§ **Page excerpt**
════════════════════

If using flakes you could just for instance add another input. You can also set the input URLs to specific states of the nixpkgs repository by eg referencing specific commits. Then, you should be able to just, e.g., pick Firefox from unstable, another package from the current stable channel, and maybe a broken package from a pull request fixing said package.

If you are not using flakes you can also add system wide channels. IIRC you can then import these channels into your configuration.nix and select packages from the corresponding channels. But here the channels/inputs are not part of configuration itself in contrast to when using flakes.

[–] lambda@programming.dev 0 points 11 months ago (2 children)

There's no command to just update all packages without changing the nixos version?

[–] Makussu@feddit.de 0 points 11 months ago (1 children)

Update your channel & rebuild

[–] lambda@programming.dev 0 points 11 months ago (1 children)

════════════════════

§ **Extracted information**
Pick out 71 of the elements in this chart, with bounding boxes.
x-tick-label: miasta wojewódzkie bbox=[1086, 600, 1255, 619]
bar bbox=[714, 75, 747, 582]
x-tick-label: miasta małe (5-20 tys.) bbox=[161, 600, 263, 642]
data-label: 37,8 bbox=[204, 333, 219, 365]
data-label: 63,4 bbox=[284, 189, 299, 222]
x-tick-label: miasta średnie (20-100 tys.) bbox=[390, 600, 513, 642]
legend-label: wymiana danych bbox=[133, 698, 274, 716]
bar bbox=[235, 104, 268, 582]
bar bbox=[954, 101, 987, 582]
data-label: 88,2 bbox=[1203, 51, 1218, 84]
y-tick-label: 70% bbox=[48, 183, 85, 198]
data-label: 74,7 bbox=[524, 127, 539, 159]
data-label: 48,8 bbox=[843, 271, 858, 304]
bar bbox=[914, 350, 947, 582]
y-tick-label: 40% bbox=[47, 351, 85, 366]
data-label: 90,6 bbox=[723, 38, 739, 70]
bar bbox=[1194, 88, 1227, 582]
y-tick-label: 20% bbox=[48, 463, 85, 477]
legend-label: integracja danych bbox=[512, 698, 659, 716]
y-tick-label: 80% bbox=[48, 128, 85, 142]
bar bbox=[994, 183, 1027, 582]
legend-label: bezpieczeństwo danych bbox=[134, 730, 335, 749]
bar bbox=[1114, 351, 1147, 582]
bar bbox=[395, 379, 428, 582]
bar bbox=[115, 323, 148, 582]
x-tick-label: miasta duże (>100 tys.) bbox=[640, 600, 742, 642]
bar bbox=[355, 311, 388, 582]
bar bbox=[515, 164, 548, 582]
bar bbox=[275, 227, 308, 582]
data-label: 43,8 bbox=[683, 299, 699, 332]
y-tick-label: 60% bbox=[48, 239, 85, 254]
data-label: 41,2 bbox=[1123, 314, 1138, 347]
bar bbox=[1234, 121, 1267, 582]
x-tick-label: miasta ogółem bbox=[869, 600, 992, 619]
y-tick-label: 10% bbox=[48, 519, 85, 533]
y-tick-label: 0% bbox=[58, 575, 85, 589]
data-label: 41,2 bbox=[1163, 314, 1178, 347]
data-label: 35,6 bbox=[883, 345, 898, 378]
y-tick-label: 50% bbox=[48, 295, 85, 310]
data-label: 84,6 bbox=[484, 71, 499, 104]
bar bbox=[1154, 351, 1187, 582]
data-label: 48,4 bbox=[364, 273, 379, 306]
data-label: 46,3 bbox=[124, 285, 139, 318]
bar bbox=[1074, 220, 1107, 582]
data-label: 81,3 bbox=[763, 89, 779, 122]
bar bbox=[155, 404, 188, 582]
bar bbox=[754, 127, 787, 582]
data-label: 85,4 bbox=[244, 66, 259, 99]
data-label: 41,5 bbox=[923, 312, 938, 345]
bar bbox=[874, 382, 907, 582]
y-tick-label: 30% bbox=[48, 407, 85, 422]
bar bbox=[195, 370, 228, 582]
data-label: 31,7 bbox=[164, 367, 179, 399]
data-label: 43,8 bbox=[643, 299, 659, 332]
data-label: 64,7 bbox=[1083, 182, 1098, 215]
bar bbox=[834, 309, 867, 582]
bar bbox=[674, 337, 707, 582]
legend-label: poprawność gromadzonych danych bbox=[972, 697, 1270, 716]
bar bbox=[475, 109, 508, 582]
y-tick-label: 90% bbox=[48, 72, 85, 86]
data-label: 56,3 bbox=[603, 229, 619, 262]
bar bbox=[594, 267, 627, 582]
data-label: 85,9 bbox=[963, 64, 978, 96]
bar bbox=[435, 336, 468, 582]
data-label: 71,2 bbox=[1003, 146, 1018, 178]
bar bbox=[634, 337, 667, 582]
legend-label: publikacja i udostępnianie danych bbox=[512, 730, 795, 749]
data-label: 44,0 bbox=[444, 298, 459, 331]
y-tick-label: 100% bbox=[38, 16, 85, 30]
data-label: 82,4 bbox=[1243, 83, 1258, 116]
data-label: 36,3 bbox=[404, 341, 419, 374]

════════════════════

§ **What to work on**
a: In the Nix discussion, rewrite the paragraph beginning "If you are not using flakes" as a short list that keeps its main facts.
b: According to the Nix discussion, what makes it possible to pick Firefox from unstable, another package from the current stable channel, and a broken package from a pull request that fixes it? Answer in one to three sentences.
c: Write what comes next in the Nix discussion thread, starting right after its last line.

§ **Answers by item**
a:
- Without flakes, you can add system-wide channels.
- The writer recalls that these channels can be imported into configuration.nix, and packages can then be selected from each channel.
- Unlike with flakes, the channels are not part of the configuration itself.

b: With flakes, you can add more inputs and set each input URL to a specific state of the nixpkgs repository, for example by referencing specific commits. Because of that, each package can come from a different source.

c:
Is that the equivalent to apt update and apt upgrade? I don't want to apt dist-upgrade lol

[–] Laser@feddit.de 0 points 11 months ago

When not using flakes, nixos-rebuild switch --upgrade is equivalent to apt update; apt upgrade. The equivalent to dist-upgrade is nix-channel add $NEW-CHANNEL-URL nixos and then performing a regular update.

[–] Laser@feddit.de 0 points 11 months ago (1 children)

I'm a bit confused about what you actually want? Do you just want to update your packages, but stay on the same NixOS version? Just continue like before. Do you want to stay on your current version, but use some packages from the next version? That should also be possible if you somehow include that channel in your configuration.nix (though I don't know how this would work in practice).

Personally, I just run with unstable though, then the releases aren't that important.

[–] lambda@programming.dev 0 points 11 months ago (1 children)

I think I thought unstable would mean, well, unstable. Like nightly releases or something. Would you use unstable for Firefox?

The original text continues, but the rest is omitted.